Your goal: Where a line in the listing contains the string "JSON", copy that line out.

:::::

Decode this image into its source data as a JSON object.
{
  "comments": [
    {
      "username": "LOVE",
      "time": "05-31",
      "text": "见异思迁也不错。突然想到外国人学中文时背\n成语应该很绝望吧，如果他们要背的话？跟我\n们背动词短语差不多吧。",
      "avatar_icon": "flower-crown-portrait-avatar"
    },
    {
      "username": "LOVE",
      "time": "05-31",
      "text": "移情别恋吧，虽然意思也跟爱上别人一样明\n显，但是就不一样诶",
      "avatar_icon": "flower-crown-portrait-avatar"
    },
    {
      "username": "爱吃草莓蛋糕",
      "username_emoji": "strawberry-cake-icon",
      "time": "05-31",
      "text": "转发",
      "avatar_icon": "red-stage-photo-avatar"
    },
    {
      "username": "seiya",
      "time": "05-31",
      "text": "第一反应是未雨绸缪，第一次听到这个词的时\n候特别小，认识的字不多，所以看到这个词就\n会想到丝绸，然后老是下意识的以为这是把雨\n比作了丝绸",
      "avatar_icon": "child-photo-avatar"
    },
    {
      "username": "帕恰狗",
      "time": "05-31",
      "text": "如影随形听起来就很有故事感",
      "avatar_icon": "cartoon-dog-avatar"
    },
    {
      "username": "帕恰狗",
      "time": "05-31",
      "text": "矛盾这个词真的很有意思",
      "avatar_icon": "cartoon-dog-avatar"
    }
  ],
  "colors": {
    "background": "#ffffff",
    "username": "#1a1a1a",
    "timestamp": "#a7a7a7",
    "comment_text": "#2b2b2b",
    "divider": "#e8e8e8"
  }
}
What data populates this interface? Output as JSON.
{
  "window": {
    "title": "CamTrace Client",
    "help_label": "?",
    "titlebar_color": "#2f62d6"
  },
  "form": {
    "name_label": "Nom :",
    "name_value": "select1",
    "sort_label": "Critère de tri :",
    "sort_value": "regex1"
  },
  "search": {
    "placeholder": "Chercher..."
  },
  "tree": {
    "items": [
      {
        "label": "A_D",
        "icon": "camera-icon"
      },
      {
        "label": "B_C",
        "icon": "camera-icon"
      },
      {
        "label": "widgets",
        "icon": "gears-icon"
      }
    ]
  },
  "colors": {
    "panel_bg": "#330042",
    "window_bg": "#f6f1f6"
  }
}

:::::

Reply to the task:
Decode this image into its source data as a JSON object.
What data populates this interface? Output as JSON.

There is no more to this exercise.